─── Given data ───

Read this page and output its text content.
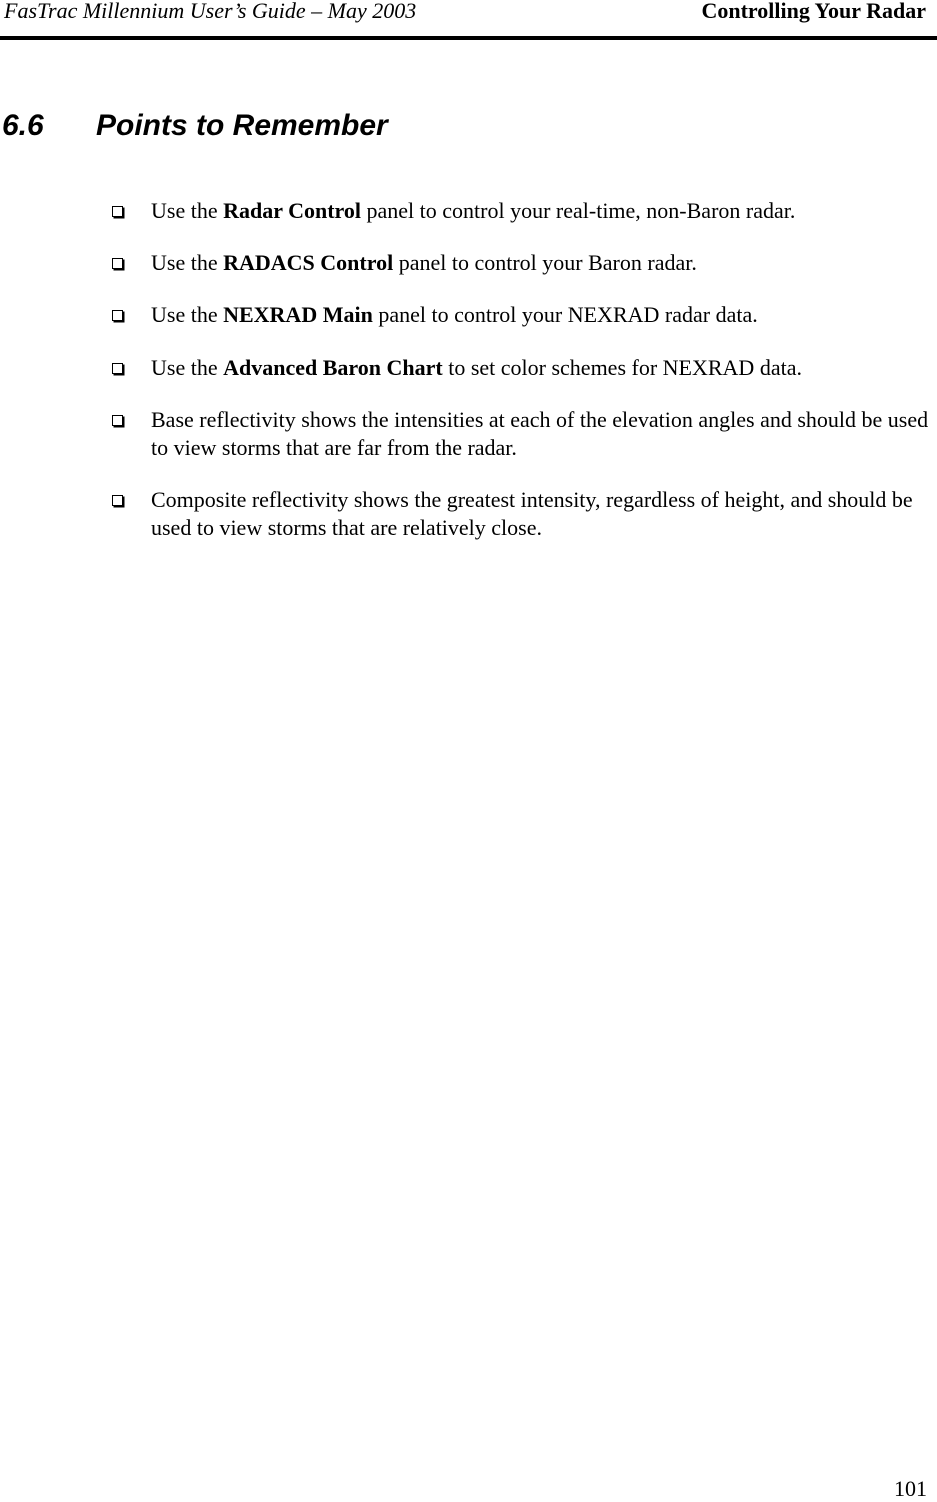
FasTrac Millennium User’s Guide – May 2003	Controlling Your Radar
6.6 Points to Remember
Use the Radar Control panel to control your real-time, non-Baron radar.
Use the RADACS Control panel to control your Baron radar.
Use the NEXRAD Main panel to control your NEXRAD radar data.
Use the Advanced Baron Chart to set color schemes for NEXRAD data.
Base reflectivity shows the intensities at each of the elevation angles and should be used to view storms that are far from the radar.
Composite reflectivity shows the greatest intensity, regardless of height, and should be used to view storms that are relatively close.
101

───

> _Objective_: Repeat the data above exactly, but not the pictures.

> _Task result_:
Read this page and output its text content.
FasTrac Millennium User’s Guide – May 2003	Controlling Your Radar
6.6 Points to Remember
Use the Radar Control panel to control your real-time, non-Baron radar.
Use the RADACS Control panel to control your Baron radar.
Use the NEXRAD Main panel to control your NEXRAD radar data.
Use the Advanced Baron Chart to set color schemes for NEXRAD data.
Base reflectivity shows the intensities at each of the elevation angles and should be used to view storms that are far from the radar.
Composite reflectivity shows the greatest intensity, regardless of height, and should be used to view storms that are relatively close.
101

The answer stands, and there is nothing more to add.